WORK TO COMPLETE — Give a verbatim quotation of every record.

------ RECORDS FOR PROCESSING

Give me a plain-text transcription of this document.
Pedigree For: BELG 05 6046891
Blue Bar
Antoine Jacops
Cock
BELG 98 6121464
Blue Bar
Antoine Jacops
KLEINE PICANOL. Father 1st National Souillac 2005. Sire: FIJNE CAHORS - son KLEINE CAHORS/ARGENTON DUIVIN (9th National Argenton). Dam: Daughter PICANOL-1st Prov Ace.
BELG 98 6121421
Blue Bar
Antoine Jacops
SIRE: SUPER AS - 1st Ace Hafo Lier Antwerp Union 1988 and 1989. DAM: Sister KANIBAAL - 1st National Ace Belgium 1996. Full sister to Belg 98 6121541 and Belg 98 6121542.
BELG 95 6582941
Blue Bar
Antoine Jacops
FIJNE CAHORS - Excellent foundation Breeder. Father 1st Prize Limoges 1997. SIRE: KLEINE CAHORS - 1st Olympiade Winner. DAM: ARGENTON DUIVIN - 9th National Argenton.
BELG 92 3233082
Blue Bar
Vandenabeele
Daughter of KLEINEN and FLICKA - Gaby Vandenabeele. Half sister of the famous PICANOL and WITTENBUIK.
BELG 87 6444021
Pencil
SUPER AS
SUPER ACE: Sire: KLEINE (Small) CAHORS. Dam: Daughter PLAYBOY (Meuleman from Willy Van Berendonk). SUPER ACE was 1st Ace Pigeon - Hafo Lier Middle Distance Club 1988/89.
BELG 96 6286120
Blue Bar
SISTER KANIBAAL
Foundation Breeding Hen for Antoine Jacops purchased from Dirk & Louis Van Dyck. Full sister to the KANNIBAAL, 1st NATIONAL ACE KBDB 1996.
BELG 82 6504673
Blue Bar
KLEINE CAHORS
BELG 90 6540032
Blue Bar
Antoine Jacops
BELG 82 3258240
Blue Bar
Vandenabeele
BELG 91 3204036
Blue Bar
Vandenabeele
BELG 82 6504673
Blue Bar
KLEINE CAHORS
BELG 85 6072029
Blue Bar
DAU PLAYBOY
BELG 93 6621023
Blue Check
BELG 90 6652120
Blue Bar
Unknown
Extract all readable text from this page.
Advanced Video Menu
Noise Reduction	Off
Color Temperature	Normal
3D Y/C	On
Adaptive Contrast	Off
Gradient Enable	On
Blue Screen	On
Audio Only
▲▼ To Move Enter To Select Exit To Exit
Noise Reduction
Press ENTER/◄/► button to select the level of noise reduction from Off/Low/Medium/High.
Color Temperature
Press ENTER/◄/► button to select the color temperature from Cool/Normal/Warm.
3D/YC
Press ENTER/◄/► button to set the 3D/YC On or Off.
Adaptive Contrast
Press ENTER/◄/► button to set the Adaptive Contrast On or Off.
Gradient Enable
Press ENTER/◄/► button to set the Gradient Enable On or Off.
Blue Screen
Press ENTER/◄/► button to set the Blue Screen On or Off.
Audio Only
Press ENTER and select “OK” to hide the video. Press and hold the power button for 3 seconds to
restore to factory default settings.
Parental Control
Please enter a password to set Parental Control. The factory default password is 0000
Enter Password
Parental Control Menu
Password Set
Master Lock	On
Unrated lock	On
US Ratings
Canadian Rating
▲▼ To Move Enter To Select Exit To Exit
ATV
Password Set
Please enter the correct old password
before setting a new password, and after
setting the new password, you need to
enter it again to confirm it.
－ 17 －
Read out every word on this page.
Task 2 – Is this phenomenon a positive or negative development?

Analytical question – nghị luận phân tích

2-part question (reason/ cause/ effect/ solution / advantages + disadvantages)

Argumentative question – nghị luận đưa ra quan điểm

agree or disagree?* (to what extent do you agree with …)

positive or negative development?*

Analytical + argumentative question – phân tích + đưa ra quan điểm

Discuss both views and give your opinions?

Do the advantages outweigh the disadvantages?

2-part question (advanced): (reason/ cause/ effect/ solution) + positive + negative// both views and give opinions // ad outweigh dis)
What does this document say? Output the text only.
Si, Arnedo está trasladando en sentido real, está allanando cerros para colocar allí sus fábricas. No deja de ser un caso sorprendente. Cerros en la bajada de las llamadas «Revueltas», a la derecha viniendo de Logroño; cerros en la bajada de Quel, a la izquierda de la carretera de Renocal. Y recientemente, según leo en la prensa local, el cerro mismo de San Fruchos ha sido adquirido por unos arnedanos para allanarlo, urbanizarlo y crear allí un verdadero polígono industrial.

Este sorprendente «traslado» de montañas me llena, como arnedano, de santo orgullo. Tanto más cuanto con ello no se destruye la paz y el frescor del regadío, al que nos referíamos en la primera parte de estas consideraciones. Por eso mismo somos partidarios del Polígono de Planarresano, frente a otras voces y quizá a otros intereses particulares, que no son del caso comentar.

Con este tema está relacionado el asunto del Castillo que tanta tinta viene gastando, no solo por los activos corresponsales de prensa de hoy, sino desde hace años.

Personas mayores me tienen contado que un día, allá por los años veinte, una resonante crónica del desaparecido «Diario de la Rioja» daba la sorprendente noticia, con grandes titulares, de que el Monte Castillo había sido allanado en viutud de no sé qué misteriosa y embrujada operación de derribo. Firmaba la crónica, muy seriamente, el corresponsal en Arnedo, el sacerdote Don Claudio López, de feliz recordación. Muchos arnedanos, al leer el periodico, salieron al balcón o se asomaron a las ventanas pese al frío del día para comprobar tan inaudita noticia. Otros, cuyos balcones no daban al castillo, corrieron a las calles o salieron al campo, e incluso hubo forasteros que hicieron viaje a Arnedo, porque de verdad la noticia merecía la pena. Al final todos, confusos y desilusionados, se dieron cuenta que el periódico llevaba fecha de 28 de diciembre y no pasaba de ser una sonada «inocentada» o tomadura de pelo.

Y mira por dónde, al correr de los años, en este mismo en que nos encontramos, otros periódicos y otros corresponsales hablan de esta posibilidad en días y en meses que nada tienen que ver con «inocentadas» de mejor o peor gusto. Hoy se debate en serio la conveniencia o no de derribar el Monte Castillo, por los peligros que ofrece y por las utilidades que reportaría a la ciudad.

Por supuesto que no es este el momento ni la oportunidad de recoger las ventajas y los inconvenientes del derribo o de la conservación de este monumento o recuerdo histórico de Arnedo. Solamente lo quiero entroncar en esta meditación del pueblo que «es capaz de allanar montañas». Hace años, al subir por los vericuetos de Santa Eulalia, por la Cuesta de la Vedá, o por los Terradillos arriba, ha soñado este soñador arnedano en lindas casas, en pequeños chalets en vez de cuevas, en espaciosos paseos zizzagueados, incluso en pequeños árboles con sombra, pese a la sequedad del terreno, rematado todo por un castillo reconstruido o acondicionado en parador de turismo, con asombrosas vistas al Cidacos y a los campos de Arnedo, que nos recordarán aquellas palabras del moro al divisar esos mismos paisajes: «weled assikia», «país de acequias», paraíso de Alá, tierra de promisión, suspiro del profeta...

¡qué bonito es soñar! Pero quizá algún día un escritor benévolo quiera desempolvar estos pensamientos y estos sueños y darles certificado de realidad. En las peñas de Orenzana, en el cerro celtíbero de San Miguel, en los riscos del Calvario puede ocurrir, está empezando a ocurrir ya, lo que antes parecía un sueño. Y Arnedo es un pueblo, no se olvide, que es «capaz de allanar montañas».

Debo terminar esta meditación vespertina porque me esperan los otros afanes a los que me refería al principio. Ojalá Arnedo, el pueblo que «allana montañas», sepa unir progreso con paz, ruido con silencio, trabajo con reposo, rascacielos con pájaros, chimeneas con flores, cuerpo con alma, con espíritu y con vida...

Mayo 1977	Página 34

------------

WORKED SOLUTION —
Give me a plain-text transcription of this document.
Pedigree For: BELG 05 6046891
Blue Bar
Antoine Jacops
Cock
BELG 98 6121464
Blue Bar
Antoine Jacops
KLEINE PICANOL. Father 1st National Souillac 2005. Sire: FIJNE CAHORS - son KLEINE CAHORS/ARGENTON DUIVIN (9th National Argenton). Dam: Daughter PICANOL-1st Prov Ace.
BELG 98 6121421
Blue Bar
Antoine Jacops
SIRE: SUPER AS - 1st Ace Hafo Lier Antwerp Union 1988 and 1989. DAM: Sister KANIBAAL - 1st National Ace Belgium 1996. Full sister to Belg 98 6121541 and Belg 98 6121542.
BELG 95 6582941
Blue Bar
Antoine Jacops
FIJNE CAHORS - Excellent foundation Breeder. Father 1st Prize Limoges 1997. SIRE: KLEINE CAHORS - 1st Olympiade Winner. DAM: ARGENTON DUIVIN - 9th National Argenton.
BELG 92 3233082
Blue Bar
Vandenabeele
Daughter of KLEINEN and FLICKA - Gaby Vandenabeele. Half sister of the famous PICANOL and WITTENBUIK.
BELG 87 6444021
Pencil
SUPER AS
SUPER ACE: Sire: KLEINE (Small) CAHORS. Dam: Daughter PLAYBOY (Meuleman from Willy Van Berendonk). SUPER ACE was 1st Ace Pigeon - Hafo Lier Middle Distance Club 1988/89.
BELG 96 6286120
Blue Bar
SISTER KANIBAAL
Foundation Breeding Hen for Antoine Jacops purchased from Dirk & Louis Van Dyck. Full sister to the KANNIBAAL, 1st NATIONAL ACE KBDB 1996.
BELG 82 6504673
Blue Bar
KLEINE CAHORS
BELG 90 6540032
Blue Bar
Antoine Jacops
BELG 82 3258240
Blue Bar
Vandenabeele
BELG 91 3204036
Blue Bar
Vandenabeele
BELG 82 6504673
Blue Bar
KLEINE CAHORS
BELG 85 6072029
Blue Bar
DAU PLAYBOY
BELG 93 6621023
Blue Check
BELG 90 6652120
Blue Bar
Unknown
Extract all readable text from this page.
Advanced Video Menu
Noise Reduction	Off
Color Temperature	Normal
3D Y/C	On
Adaptive Contrast	Off
Gradient Enable	On
Blue Screen	On
Audio Only
▲▼ To Move Enter To Select Exit To Exit
Noise Reduction
Press ENTER/◄/► button to select the level of noise reduction from Off/Low/Medium/High.
Color Temperature
Press ENTER/◄/► button to select the color temperature from Cool/Normal/Warm.
3D/YC
Press ENTER/◄/► button to set the 3D/YC On or Off.
Adaptive Contrast
Press ENTER/◄/► button to set the Adaptive Contrast On or Off.
Gradient Enable
Press ENTER/◄/► button to set the Gradient Enable On or Off.
Blue Screen
Press ENTER/◄/► button to set the Blue Screen On or Off.
Audio Only
Press ENTER and select “OK” to hide the video. Press and hold the power button for 3 seconds to
restore to factory default settings.
Parental Control
Please enter a password to set Parental Control. The factory default password is 0000
Enter Password
Parental Control Menu
Password Set
Master Lock	On
Unrated lock	On
US Ratings
Canadian Rating
▲▼ To Move Enter To Select Exit To Exit
ATV
Password Set
Please enter the correct old password
before setting a new password, and after
setting the new password, you need to
enter it again to confirm it.
－ 17 －
Read out every word on this page.
Task 2 – Is this phenomenon a positive or negative development?

Analytical question – nghị luận phân tích

2-part question (reason/ cause/ effect/ solution / advantages + disadvantages)

Argumentative question – nghị luận đưa ra quan điểm

agree or disagree?* (to what extent do you agree with …)

positive or negative development?*

Analytical + argumentative question – phân tích + đưa ra quan điểm

Discuss both views and give your opinions?

Do the advantages outweigh the disadvantages?

2-part question (advanced): (reason/ cause/ effect/ solution) + positive + negative// both views and give opinions // ad outweigh dis)
What does this document say? Output the text only.
Si, Arnedo está trasladando en sentido real, está allanando cerros para colocar allí sus fábricas. No deja de ser un caso sorprendente. Cerros en la bajada de las llamadas «Revueltas», a la derecha viniendo de Logroño; cerros en la bajada de Quel, a la izquierda de la carretera de Renocal. Y recientemente, según leo en la prensa local, el cerro mismo de San Fruchos ha sido adquirido por unos arnedanos para allanarlo, urbanizarlo y crear allí un verdadero polígono industrial.

Este sorprendente «traslado» de montañas me llena, como arnedano, de santo orgullo. Tanto más cuanto con ello no se destruye la paz y el frescor del regadío, al que nos referíamos en la primera parte de estas consideraciones. Por eso mismo somos partidarios del Polígono de Planarresano, frente a otras voces y quizá a otros intereses particulares, que no son del caso comentar.

Con este tema está relacionado el asunto del Castillo que tanta tinta viene gastando, no solo por los activos corresponsales de prensa de hoy, sino desde hace años.

Personas mayores me tienen contado que un día, allá por los años veinte, una resonante crónica del desaparecido «Diario de la Rioja» daba la sorprendente noticia, con grandes titulares, de que el Monte Castillo había sido allanado en viutud de no sé qué misteriosa y embrujada operación de derribo. Firmaba la crónica, muy seriamente, el corresponsal en Arnedo, el sacerdote Don Claudio López, de feliz recordación. Muchos arnedanos, al leer el periodico, salieron al balcón o se asomaron a las ventanas pese al frío del día para comprobar tan inaudita noticia. Otros, cuyos balcones no daban al castillo, corrieron a las calles o salieron al campo, e incluso hubo forasteros que hicieron viaje a Arnedo, porque de verdad la noticia merecía la pena. Al final todos, confusos y desilusionados, se dieron cuenta que el periódico llevaba fecha de 28 de diciembre y no pasaba de ser una sonada «inocentada» o tomadura de pelo.

Y mira por dónde, al correr de los años, en este mismo en que nos encontramos, otros periódicos y otros corresponsales hablan de esta posibilidad en días y en meses que nada tienen que ver con «inocentadas» de mejor o peor gusto. Hoy se debate en serio la conveniencia o no de derribar el Monte Castillo, por los peligros que ofrece y por las utilidades que reportaría a la ciudad.

Por supuesto que no es este el momento ni la oportunidad de recoger las ventajas y los inconvenientes del derribo o de la conservación de este monumento o recuerdo histórico de Arnedo. Solamente lo quiero entroncar en esta meditación del pueblo que «es capaz de allanar montañas». Hace años, al subir por los vericuetos de Santa Eulalia, por la Cuesta de la Vedá, o por los Terradillos arriba, ha soñado este soñador arnedano en lindas casas, en pequeños chalets en vez de cuevas, en espaciosos paseos zizzagueados, incluso en pequeños árboles con sombra, pese a la sequedad del terreno, rematado todo por un castillo reconstruido o acondicionado en parador de turismo, con asombrosas vistas al Cidacos y a los campos de Arnedo, que nos recordarán aquellas palabras del moro al divisar esos mismos paisajes: «weled assikia», «país de acequias», paraíso de Alá, tierra de promisión, suspiro del profeta...

¡qué bonito es soñar! Pero quizá algún día un escritor benévolo quiera desempolvar estos pensamientos y estos sueños y darles certificado de realidad. En las peñas de Orenzana, en el cerro celtíbero de San Miguel, en los riscos del Calvario puede ocurrir, está empezando a ocurrir ya, lo que antes parecía un sueño. Y Arnedo es un pueblo, no se olvide, que es «capaz de allanar montañas».

Debo terminar esta meditación vespertina porque me esperan los otros afanes a los que me refería al principio. Ojalá Arnedo, el pueblo que «allana montañas», sepa unir progreso con paz, ruido con silencio, trabajo con reposo, rascacielos con pájaros, chimeneas con flores, cuerpo con alma, con espíritu y con vida...

Mayo 1977	Página 34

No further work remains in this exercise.